◆ **MATERIAL FOR THIS TASK**:
:::

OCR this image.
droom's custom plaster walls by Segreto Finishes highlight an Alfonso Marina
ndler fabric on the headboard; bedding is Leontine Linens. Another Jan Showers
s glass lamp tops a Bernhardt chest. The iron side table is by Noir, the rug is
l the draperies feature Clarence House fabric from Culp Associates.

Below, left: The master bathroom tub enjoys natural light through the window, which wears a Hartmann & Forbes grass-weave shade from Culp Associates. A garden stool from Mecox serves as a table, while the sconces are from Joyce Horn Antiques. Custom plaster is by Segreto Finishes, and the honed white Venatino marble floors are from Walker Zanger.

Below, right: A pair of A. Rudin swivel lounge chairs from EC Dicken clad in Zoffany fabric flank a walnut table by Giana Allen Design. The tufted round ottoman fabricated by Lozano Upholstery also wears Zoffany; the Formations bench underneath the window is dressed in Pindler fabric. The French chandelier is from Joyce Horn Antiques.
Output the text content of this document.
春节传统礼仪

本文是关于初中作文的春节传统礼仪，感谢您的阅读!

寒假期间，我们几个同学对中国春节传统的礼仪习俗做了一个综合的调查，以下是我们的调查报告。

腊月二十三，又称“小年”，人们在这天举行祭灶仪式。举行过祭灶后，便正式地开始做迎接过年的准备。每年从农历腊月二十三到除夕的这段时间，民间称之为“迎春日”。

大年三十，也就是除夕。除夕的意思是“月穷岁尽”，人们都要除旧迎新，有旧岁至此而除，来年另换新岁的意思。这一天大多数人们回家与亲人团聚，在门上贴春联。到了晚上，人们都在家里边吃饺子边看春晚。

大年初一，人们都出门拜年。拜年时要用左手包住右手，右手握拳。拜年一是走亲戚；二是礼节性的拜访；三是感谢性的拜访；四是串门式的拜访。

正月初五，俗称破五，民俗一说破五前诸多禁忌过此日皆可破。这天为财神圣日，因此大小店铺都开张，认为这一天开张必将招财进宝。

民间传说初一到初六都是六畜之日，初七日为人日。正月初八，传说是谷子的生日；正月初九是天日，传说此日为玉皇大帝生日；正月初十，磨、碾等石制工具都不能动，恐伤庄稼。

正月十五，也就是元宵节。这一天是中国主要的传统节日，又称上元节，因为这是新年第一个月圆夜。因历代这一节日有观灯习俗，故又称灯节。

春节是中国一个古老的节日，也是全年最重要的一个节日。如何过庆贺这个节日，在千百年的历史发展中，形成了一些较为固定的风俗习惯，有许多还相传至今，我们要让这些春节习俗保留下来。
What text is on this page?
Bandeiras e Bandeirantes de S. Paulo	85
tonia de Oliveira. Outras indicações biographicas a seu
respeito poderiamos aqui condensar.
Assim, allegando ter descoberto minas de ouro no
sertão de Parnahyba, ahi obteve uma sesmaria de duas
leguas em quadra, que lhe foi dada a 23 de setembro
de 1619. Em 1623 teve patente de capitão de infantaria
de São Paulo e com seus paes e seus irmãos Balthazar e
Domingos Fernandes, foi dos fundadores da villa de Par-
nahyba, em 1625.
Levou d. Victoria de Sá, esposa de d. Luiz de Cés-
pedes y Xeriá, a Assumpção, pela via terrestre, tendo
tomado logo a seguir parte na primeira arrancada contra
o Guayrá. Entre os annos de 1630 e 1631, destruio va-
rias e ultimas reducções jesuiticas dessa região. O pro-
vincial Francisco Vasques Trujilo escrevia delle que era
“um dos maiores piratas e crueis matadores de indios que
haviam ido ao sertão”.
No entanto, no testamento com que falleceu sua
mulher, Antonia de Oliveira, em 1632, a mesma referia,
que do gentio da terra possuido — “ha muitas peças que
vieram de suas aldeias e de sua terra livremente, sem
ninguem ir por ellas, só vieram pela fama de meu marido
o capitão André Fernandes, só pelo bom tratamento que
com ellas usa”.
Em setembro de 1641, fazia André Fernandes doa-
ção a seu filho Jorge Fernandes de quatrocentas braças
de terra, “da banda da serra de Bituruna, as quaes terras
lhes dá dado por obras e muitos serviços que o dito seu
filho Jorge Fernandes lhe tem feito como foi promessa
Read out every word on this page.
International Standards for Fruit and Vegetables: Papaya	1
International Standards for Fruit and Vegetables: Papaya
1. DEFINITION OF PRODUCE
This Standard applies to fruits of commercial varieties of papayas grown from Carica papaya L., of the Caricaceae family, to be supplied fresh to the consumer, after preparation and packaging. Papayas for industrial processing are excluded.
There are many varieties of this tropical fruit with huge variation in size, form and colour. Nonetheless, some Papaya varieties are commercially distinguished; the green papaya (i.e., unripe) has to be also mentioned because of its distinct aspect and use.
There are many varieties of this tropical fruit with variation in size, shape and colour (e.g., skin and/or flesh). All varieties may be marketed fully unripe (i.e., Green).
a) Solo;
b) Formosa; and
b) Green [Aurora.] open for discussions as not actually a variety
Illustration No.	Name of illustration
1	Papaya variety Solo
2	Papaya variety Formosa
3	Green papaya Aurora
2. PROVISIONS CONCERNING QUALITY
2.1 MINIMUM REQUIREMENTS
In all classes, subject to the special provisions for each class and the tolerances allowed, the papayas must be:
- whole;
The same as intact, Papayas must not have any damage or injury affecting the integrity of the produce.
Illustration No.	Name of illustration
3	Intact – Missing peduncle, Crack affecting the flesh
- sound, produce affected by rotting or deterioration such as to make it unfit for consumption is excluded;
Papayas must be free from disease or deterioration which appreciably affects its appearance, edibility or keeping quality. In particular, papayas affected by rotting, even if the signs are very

:::

◆ **WORK TO DO**: Above are the records; retype every one exactly.

◆ **FULL RESPONSE**:
OCR this image.
droom's custom plaster walls by Segreto Finishes highlight an Alfonso Marina
ndler fabric on the headboard; bedding is Leontine Linens. Another Jan Showers
s glass lamp tops a Bernhardt chest. The iron side table is by Noir, the rug is
l the draperies feature Clarence House fabric from Culp Associates.

Below, left: The master bathroom tub enjoys natural light through the window, which wears a Hartmann & Forbes grass-weave shade from Culp Associates. A garden stool from Mecox serves as a table, while the sconces are from Joyce Horn Antiques. Custom plaster is by Segreto Finishes, and the honed white Venatino marble floors are from Walker Zanger.

Below, right: A pair of A. Rudin swivel lounge chairs from EC Dicken clad in Zoffany fabric flank a walnut table by Giana Allen Design. The tufted round ottoman fabricated by Lozano Upholstery also wears Zoffany; the Formations bench underneath the window is dressed in Pindler fabric. The French chandelier is from Joyce Horn Antiques.
Output the text content of this document.
春节传统礼仪

本文是关于初中作文的春节传统礼仪，感谢您的阅读!

寒假期间，我们几个同学对中国春节传统的礼仪习俗做了一个综合的调查，以下是我们的调查报告。

腊月二十三，又称“小年”，人们在这天举行祭灶仪式。举行过祭灶后，便正式地开始做迎接过年的准备。每年从农历腊月二十三到除夕的这段时间，民间称之为“迎春日”。

大年三十，也就是除夕。除夕的意思是“月穷岁尽”，人们都要除旧迎新，有旧岁至此而除，来年另换新岁的意思。这一天大多数人们回家与亲人团聚，在门上贴春联。到了晚上，人们都在家里边吃饺子边看春晚。

大年初一，人们都出门拜年。拜年时要用左手包住右手，右手握拳。拜年一是走亲戚；二是礼节性的拜访；三是感谢性的拜访；四是串门式的拜访。

正月初五，俗称破五，民俗一说破五前诸多禁忌过此日皆可破。这天为财神圣日，因此大小店铺都开张，认为这一天开张必将招财进宝。

民间传说初一到初六都是六畜之日，初七日为人日。正月初八，传说是谷子的生日；正月初九是天日，传说此日为玉皇大帝生日；正月初十，磨、碾等石制工具都不能动，恐伤庄稼。

正月十五，也就是元宵节。这一天是中国主要的传统节日，又称上元节，因为这是新年第一个月圆夜。因历代这一节日有观灯习俗，故又称灯节。

春节是中国一个古老的节日，也是全年最重要的一个节日。如何过庆贺这个节日，在千百年的历史发展中，形成了一些较为固定的风俗习惯，有许多还相传至今，我们要让这些春节习俗保留下来。
What text is on this page?
Bandeiras e Bandeirantes de S. Paulo	85
tonia de Oliveira. Outras indicações biographicas a seu
respeito poderiamos aqui condensar.
Assim, allegando ter descoberto minas de ouro no
sertão de Parnahyba, ahi obteve uma sesmaria de duas
leguas em quadra, que lhe foi dada a 23 de setembro
de 1619. Em 1623 teve patente de capitão de infantaria
de São Paulo e com seus paes e seus irmãos Balthazar e
Domingos Fernandes, foi dos fundadores da villa de Par-
nahyba, em 1625.
Levou d. Victoria de Sá, esposa de d. Luiz de Cés-
pedes y Xeriá, a Assumpção, pela via terrestre, tendo
tomado logo a seguir parte na primeira arrancada contra
o Guayrá. Entre os annos de 1630 e 1631, destruio va-
rias e ultimas reducções jesuiticas dessa região. O pro-
vincial Francisco Vasques Trujilo escrevia delle que era
“um dos maiores piratas e crueis matadores de indios que
haviam ido ao sertão”.
No entanto, no testamento com que falleceu sua
mulher, Antonia de Oliveira, em 1632, a mesma referia,
que do gentio da terra possuido — “ha muitas peças que
vieram de suas aldeias e de sua terra livremente, sem
ninguem ir por ellas, só vieram pela fama de meu marido
o capitão André Fernandes, só pelo bom tratamento que
com ellas usa”.
Em setembro de 1641, fazia André Fernandes doa-
ção a seu filho Jorge Fernandes de quatrocentas braças
de terra, “da banda da serra de Bituruna, as quaes terras
lhes dá dado por obras e muitos serviços que o dito seu
filho Jorge Fernandes lhe tem feito como foi promessa
Read out every word on this page.
International Standards for Fruit and Vegetables: Papaya	1
International Standards for Fruit and Vegetables: Papaya
1. DEFINITION OF PRODUCE
This Standard applies to fruits of commercial varieties of papayas grown from Carica papaya L., of the Caricaceae family, to be supplied fresh to the consumer, after preparation and packaging. Papayas for industrial processing are excluded.
There are many varieties of this tropical fruit with huge variation in size, form and colour. Nonetheless, some Papaya varieties are commercially distinguished; the green papaya (i.e., unripe) has to be also mentioned because of its distinct aspect and use.
There are many varieties of this tropical fruit with variation in size, shape and colour (e.g., skin and/or flesh). All varieties may be marketed fully unripe (i.e., Green).
a) Solo;
b) Formosa; and
b) Green [Aurora.] open for discussions as not actually a variety
Illustration No.	Name of illustration
1	Papaya variety Solo
2	Papaya variety Formosa
3	Green papaya Aurora
2. PROVISIONS CONCERNING QUALITY
2.1 MINIMUM REQUIREMENTS
In all classes, subject to the special provisions for each class and the tolerances allowed, the papayas must be:
- whole;
The same as intact, Papayas must not have any damage or injury affecting the integrity of the produce.
Illustration No.	Name of illustration
3	Intact – Missing peduncle, Crack affecting the flesh
- sound, produce affected by rotting or deterioration such as to make it unfit for consumption is excluded;
Papayas must be free from disease or deterioration which appreciably affects its appearance, edibility or keeping quality. In particular, papayas affected by rotting, even if the signs are very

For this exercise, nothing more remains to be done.